Data extract:
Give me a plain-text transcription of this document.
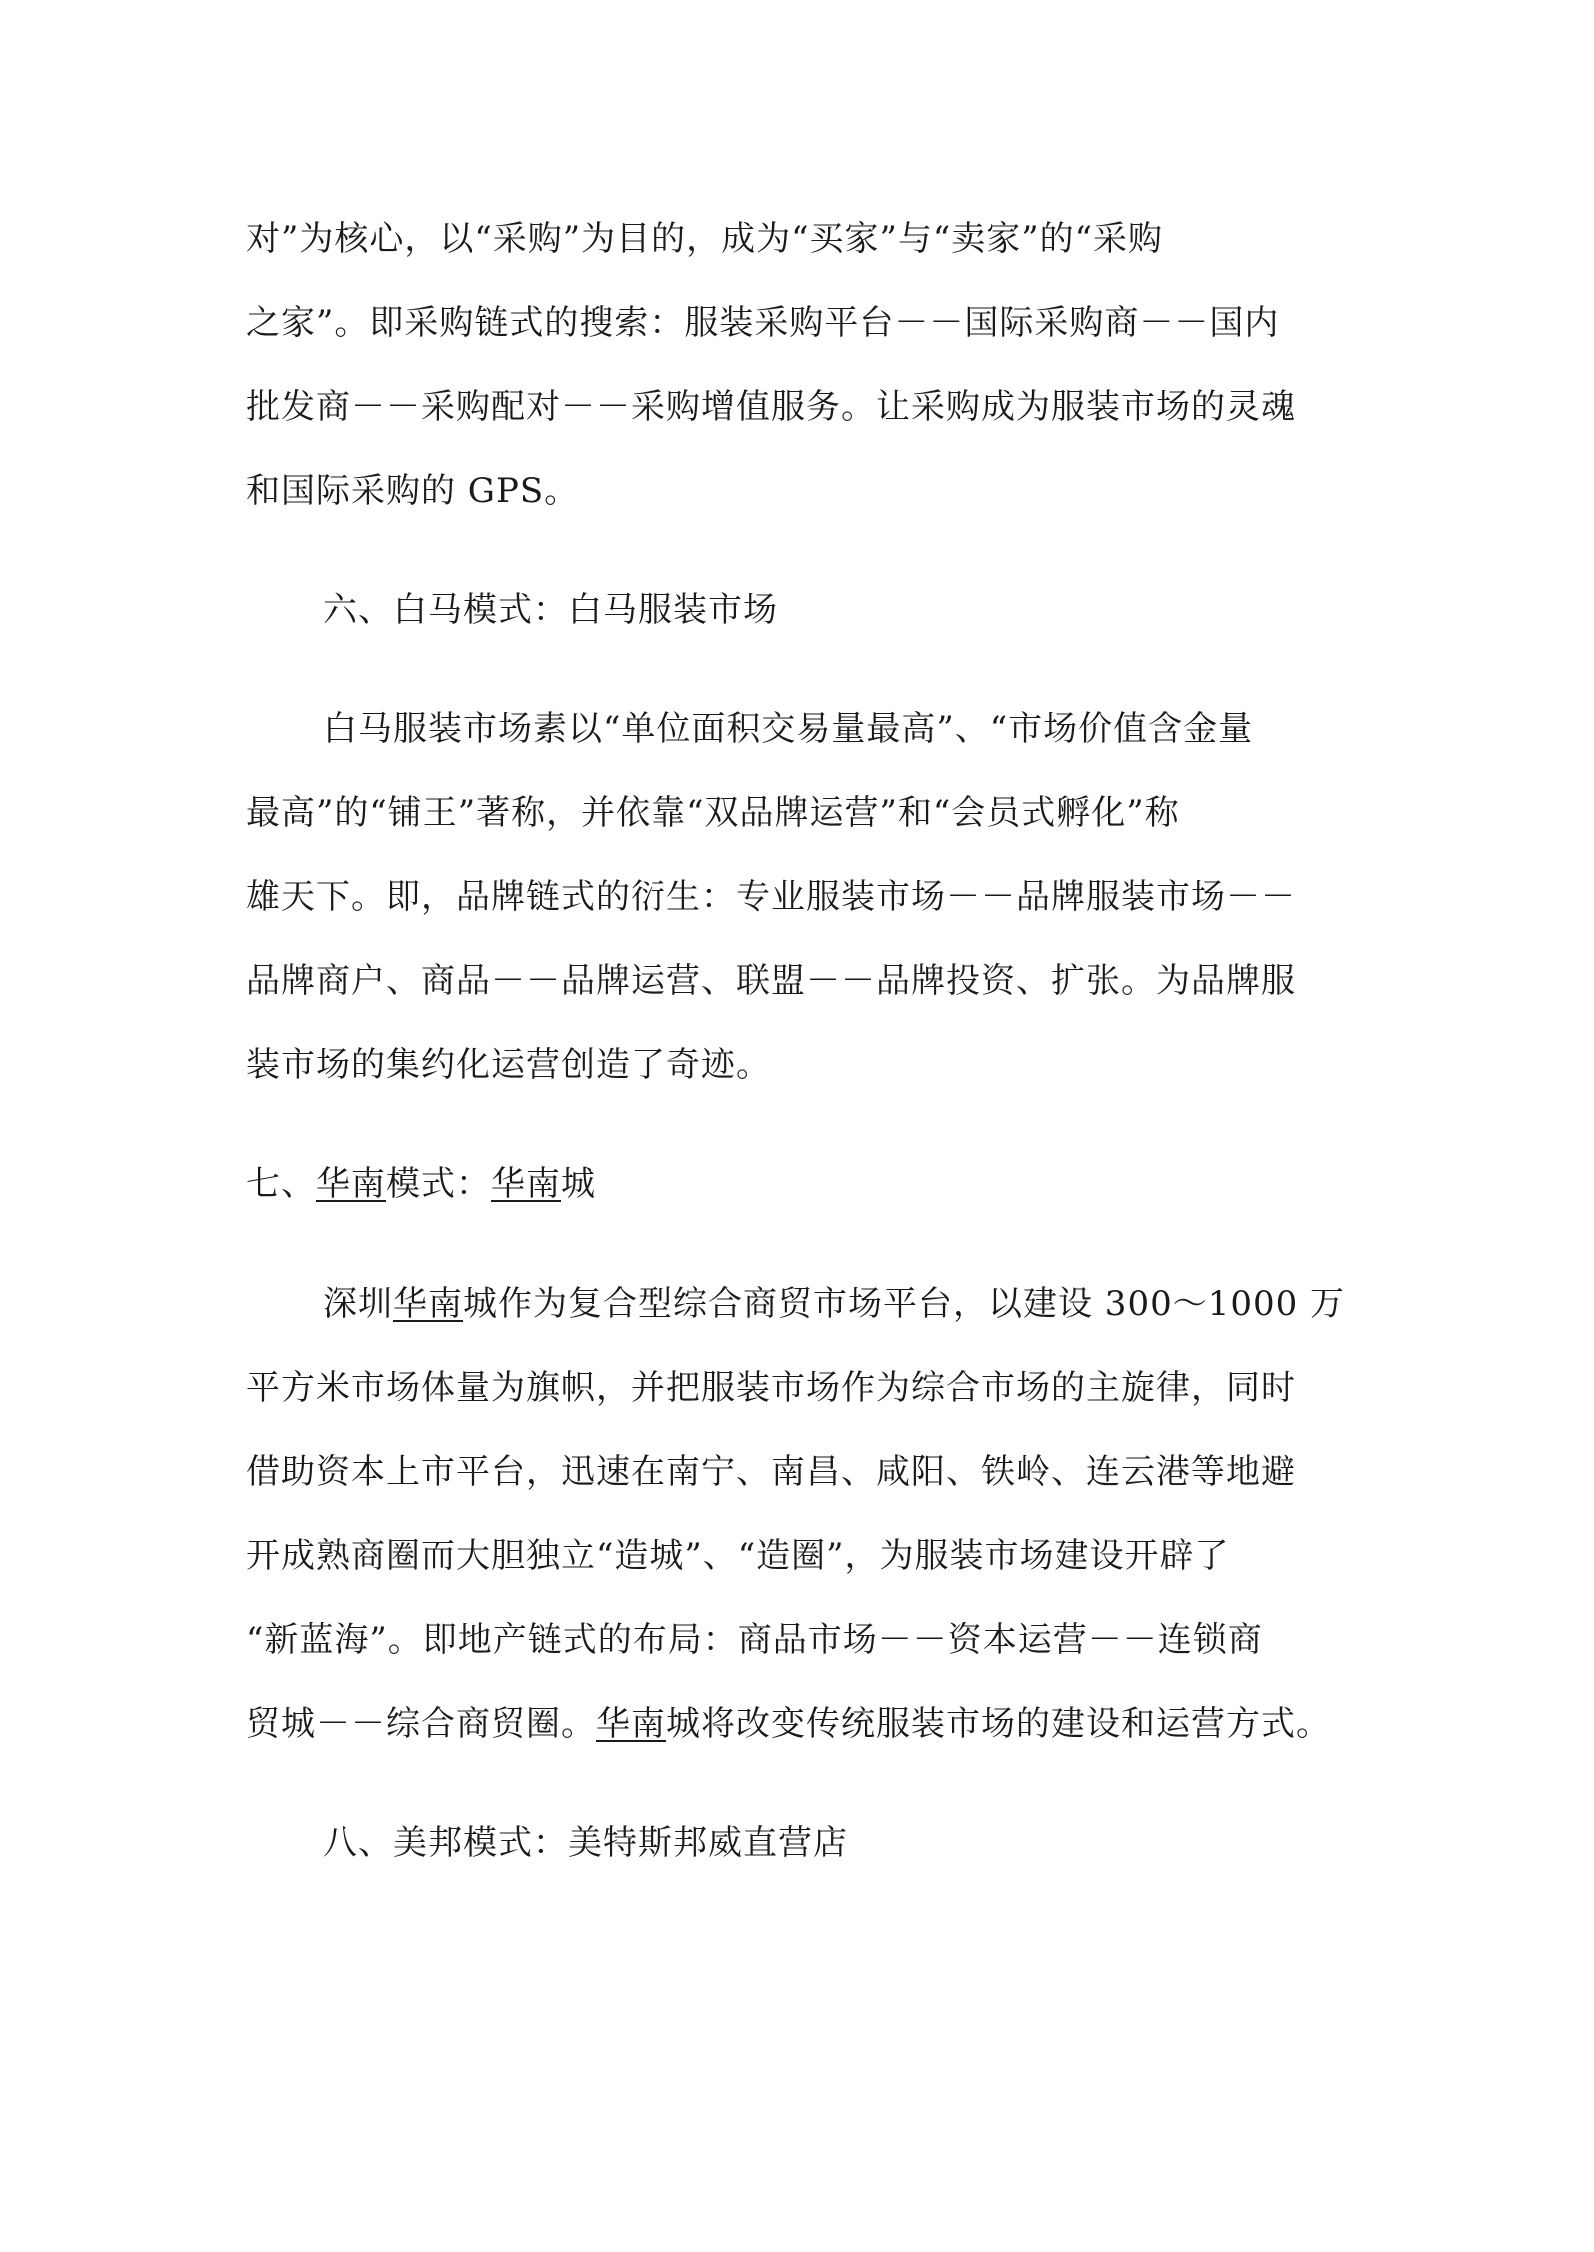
对”为核心，以“采购”为目的，成为“买家”与“卖家”的“采购
之家”。即采购链式的搜索：服装采购平台－－国际采购商－－国内
批发商－－采购配对－－采购增值服务。让采购成为服装市场的灵魂
和国际采购的 GPS。
六、白马模式：白马服装市场
白马服装市场素以“单位面积交易量最高”、“市场价值含金量
最高”的“铺王”著称，并依靠“双品牌运营”和“会员式孵化”称
雄天下。即，品牌链式的衍生：专业服装市场－－品牌服装市场－－
品牌商户、商品－－品牌运营、联盟－－品牌投资、扩张。为品牌服
装市场的集约化运营创造了奇迹。
七、华南模式：华南城
深圳华南城作为复合型综合商贸市场平台，以建设 300～1000 万
平方米市场体量为旗帜，并把服装市场作为综合市场的主旋律，同时
借助资本上市平台，迅速在南宁、南昌、咸阳、铁岭、连云港等地避
开成熟商圈而大胆独立“造城”、“造圈”，为服装市场建设开辟了
“新蓝海”。即地产链式的布局：商品市场－－资本运营－－连锁商
贸城－－综合商贸圈。华南城将改变传统服装市场的建设和运营方式。
八、美邦模式：美特斯邦威直营店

Your objective: Could you reproduce every record above exactly, leaving out the pictures?

The solution:
Give me a plain-text transcription of this document.
对”为核心，以“采购”为目的，成为“买家”与“卖家”的“采购
之家”。即采购链式的搜索：服装采购平台－－国际采购商－－国内
批发商－－采购配对－－采购增值服务。让采购成为服装市场的灵魂
和国际采购的 GPS。
六、白马模式：白马服装市场
白马服装市场素以“单位面积交易量最高”、“市场价值含金量
最高”的“铺王”著称，并依靠“双品牌运营”和“会员式孵化”称
雄天下。即，品牌链式的衍生：专业服装市场－－品牌服装市场－－
品牌商户、商品－－品牌运营、联盟－－品牌投资、扩张。为品牌服
装市场的集约化运营创造了奇迹。
七、华南模式：华南城
深圳华南城作为复合型综合商贸市场平台，以建设 300～1000 万
平方米市场体量为旗帜，并把服装市场作为综合市场的主旋律，同时
借助资本上市平台，迅速在南宁、南昌、咸阳、铁岭、连云港等地避
开成熟商圈而大胆独立“造城”、“造圈”，为服装市场建设开辟了
“新蓝海”。即地产链式的布局：商品市场－－资本运营－－连锁商
贸城－－综合商贸圈。华南城将改变传统服装市场的建设和运营方式。
八、美邦模式：美特斯邦威直营店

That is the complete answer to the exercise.